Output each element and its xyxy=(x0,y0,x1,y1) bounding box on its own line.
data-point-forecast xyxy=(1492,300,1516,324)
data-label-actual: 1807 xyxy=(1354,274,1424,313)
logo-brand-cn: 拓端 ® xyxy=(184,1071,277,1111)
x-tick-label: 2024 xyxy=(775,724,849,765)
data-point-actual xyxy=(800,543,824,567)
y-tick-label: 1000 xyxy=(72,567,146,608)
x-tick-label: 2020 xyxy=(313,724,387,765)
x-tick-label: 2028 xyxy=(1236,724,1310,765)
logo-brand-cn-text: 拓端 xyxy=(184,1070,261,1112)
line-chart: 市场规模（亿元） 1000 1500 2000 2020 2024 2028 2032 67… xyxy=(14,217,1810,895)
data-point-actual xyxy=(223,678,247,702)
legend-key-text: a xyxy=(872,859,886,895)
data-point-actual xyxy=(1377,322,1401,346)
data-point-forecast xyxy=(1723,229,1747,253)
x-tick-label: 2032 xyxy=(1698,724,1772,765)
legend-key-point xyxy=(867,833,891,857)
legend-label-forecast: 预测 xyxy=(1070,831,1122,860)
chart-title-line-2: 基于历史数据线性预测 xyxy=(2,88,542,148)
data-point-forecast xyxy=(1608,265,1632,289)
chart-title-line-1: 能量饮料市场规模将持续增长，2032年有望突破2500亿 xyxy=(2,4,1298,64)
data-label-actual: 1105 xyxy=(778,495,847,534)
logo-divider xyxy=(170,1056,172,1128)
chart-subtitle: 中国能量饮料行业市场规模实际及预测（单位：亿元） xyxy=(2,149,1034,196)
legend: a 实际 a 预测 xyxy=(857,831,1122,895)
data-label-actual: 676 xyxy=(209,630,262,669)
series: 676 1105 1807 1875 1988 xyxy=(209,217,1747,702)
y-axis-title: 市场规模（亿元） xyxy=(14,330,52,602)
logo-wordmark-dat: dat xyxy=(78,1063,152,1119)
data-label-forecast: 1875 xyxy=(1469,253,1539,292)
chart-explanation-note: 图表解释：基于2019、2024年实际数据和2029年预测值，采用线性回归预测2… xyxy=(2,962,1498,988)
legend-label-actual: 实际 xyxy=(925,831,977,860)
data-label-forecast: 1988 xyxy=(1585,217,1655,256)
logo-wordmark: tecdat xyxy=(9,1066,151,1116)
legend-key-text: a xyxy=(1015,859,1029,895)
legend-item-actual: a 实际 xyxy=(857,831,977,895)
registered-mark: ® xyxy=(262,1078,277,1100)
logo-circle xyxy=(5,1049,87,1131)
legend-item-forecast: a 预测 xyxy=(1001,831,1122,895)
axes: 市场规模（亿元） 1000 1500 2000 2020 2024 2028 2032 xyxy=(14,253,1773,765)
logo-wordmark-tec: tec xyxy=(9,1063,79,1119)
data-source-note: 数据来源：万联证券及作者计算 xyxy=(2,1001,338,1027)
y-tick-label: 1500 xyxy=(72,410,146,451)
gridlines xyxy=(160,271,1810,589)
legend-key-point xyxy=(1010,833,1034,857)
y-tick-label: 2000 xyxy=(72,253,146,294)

-*-

Problem to solve: Reproduce all of the data above, changing every "data-point-forecast" to "projected-point" and leaving everything else as it is.

Correct response:
Output each element and its xyxy=(x0,y0,x1,y1) bounding box on its own line.
projected-point xyxy=(1492,300,1516,324)
data-label-actual: 1807 xyxy=(1354,274,1424,313)
logo-brand-cn: 拓端 ® xyxy=(184,1071,277,1111)
x-tick-label: 2024 xyxy=(775,724,849,765)
data-point-actual xyxy=(800,543,824,567)
y-tick-label: 1000 xyxy=(72,567,146,608)
x-tick-label: 2020 xyxy=(313,724,387,765)
x-tick-label: 2028 xyxy=(1236,724,1310,765)
logo-brand-cn-text: 拓端 xyxy=(184,1070,261,1112)
line-chart: 市场规模（亿元） 1000 1500 2000 2020 2024 2028 2032 67… xyxy=(14,217,1810,895)
data-point-actual xyxy=(223,678,247,702)
legend-key-text: a xyxy=(872,859,886,895)
data-point-actual xyxy=(1377,322,1401,346)
projected-point xyxy=(1723,229,1747,253)
x-tick-label: 2032 xyxy=(1698,724,1772,765)
legend-key-point xyxy=(867,833,891,857)
legend-label-forecast: 预测 xyxy=(1070,831,1122,860)
chart-title-line-2: 基于历史数据线性预测 xyxy=(2,88,542,148)
projected-point xyxy=(1608,265,1632,289)
chart-title-line-1: 能量饮料市场规模将持续增长，2032年有望突破2500亿 xyxy=(2,4,1298,64)
data-label-actual: 1105 xyxy=(778,495,847,534)
logo-divider xyxy=(170,1056,172,1128)
chart-subtitle: 中国能量饮料行业市场规模实际及预测（单位：亿元） xyxy=(2,149,1034,196)
legend: a 实际 a 预测 xyxy=(857,831,1122,895)
data-label-actual: 676 xyxy=(209,630,262,669)
series: 676 1105 1807 1875 1988 xyxy=(209,217,1747,702)
y-axis-title: 市场规模（亿元） xyxy=(14,330,52,602)
logo-wordmark-dat: dat xyxy=(78,1063,152,1119)
data-label-forecast: 1875 xyxy=(1469,253,1539,292)
chart-explanation-note: 图表解释：基于2019、2024年实际数据和2029年预测值，采用线性回归预测2… xyxy=(2,962,1498,988)
legend-label-actual: 实际 xyxy=(925,831,977,860)
data-label-forecast: 1988 xyxy=(1585,217,1655,256)
logo-wordmark: tecdat xyxy=(9,1066,151,1116)
legend-key-text: a xyxy=(1015,859,1029,895)
legend-item-actual: a 实际 xyxy=(857,831,977,895)
registered-mark: ® xyxy=(262,1078,277,1100)
logo-circle xyxy=(5,1049,87,1131)
legend-item-forecast: a 预测 xyxy=(1001,831,1122,895)
axes: 市场规模（亿元） 1000 1500 2000 2020 2024 2028 2032 xyxy=(14,253,1773,765)
logo-wordmark-tec: tec xyxy=(9,1063,79,1119)
data-source-note: 数据来源：万联证券及作者计算 xyxy=(2,1001,338,1027)
y-tick-label: 1500 xyxy=(72,410,146,451)
gridlines xyxy=(160,271,1810,589)
legend-key-point xyxy=(1010,833,1034,857)
y-tick-label: 2000 xyxy=(72,253,146,294)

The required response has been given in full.